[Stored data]
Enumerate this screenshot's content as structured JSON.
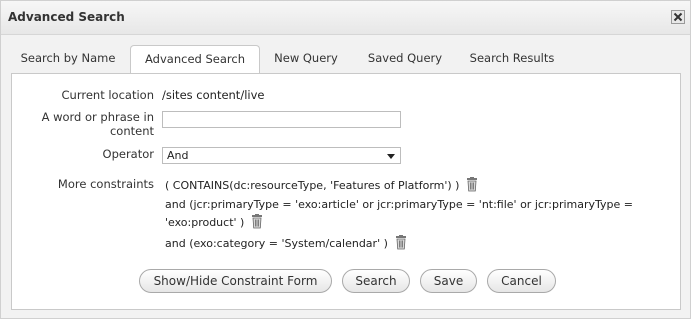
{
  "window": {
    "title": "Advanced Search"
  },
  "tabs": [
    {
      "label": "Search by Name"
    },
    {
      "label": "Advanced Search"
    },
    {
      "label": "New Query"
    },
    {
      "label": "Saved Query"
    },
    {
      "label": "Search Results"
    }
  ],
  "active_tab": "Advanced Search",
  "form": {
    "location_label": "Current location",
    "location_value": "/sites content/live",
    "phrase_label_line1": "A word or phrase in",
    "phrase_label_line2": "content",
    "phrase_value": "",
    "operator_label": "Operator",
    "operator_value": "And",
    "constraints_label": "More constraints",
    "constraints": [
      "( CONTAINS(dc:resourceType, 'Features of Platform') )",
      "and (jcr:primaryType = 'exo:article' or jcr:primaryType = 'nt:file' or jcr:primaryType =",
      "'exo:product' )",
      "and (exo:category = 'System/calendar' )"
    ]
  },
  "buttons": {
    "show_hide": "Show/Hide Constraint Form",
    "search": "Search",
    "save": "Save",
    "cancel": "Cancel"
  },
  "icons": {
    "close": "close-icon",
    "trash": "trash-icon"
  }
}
* * *
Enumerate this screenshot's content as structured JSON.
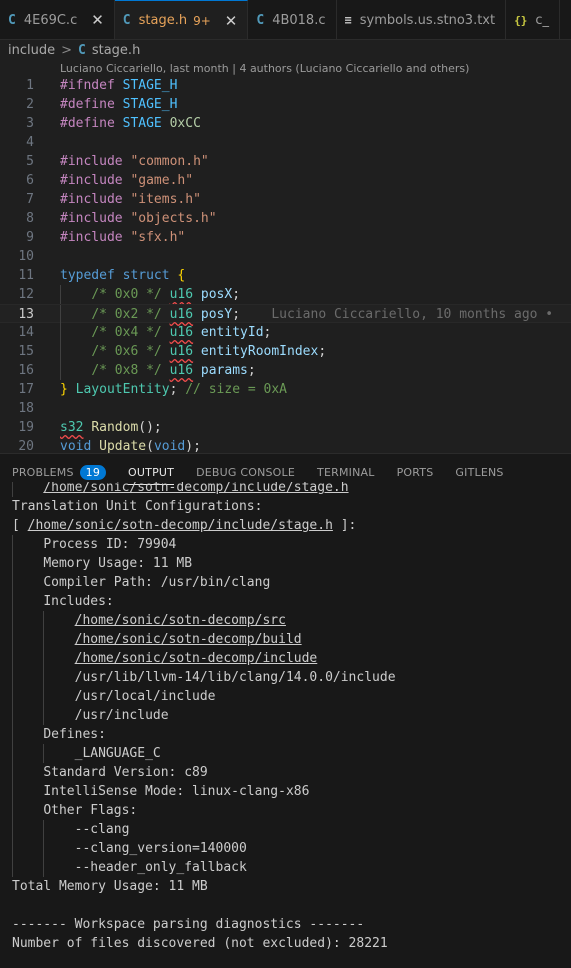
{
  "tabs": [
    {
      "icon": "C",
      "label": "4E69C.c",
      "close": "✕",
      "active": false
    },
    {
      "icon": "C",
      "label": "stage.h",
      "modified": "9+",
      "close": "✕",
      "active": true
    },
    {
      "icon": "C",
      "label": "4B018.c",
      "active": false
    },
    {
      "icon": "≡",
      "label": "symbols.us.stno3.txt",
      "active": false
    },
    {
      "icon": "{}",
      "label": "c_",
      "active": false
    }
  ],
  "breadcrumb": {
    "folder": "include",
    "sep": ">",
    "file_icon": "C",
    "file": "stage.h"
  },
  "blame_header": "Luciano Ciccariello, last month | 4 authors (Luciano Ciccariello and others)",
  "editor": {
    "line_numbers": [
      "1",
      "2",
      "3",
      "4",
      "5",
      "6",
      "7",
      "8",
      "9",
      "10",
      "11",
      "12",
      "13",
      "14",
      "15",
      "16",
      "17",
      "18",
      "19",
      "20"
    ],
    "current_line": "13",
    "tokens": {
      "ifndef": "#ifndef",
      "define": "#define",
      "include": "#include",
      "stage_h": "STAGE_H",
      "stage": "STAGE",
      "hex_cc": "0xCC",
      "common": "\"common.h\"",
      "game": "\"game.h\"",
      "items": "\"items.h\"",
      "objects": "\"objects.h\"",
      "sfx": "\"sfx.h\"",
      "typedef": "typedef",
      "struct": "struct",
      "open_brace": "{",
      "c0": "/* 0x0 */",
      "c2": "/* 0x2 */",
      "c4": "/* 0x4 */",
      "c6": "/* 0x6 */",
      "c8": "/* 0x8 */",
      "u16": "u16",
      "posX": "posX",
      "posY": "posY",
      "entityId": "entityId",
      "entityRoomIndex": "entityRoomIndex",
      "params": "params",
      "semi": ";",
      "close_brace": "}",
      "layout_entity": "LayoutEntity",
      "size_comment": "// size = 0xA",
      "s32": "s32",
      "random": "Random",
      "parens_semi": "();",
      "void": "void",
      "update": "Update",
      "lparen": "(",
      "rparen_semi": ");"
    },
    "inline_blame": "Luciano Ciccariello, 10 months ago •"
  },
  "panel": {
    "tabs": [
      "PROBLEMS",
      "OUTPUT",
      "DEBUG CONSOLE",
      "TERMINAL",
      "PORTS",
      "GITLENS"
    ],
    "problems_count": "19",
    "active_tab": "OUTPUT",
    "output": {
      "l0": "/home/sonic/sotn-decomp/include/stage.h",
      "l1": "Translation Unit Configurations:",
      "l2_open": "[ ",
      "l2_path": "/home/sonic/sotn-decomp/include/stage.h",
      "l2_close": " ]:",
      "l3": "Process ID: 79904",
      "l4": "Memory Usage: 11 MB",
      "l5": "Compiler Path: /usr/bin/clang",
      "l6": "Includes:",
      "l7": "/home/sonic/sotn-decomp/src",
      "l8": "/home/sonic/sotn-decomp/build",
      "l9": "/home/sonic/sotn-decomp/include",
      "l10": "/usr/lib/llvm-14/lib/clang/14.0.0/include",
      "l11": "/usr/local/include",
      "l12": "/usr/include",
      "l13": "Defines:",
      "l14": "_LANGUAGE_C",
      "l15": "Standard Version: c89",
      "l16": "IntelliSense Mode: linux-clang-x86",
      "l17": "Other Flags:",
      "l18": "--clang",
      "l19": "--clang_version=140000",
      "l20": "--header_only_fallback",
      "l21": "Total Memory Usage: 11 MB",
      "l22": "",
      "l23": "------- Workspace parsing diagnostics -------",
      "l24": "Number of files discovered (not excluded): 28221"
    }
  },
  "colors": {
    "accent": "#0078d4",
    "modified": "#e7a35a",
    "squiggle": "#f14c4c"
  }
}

▶ Stated exercise: How many lines of the listing include the string "sotn"? Answer with the number alone.

▶ Completed exercise: 5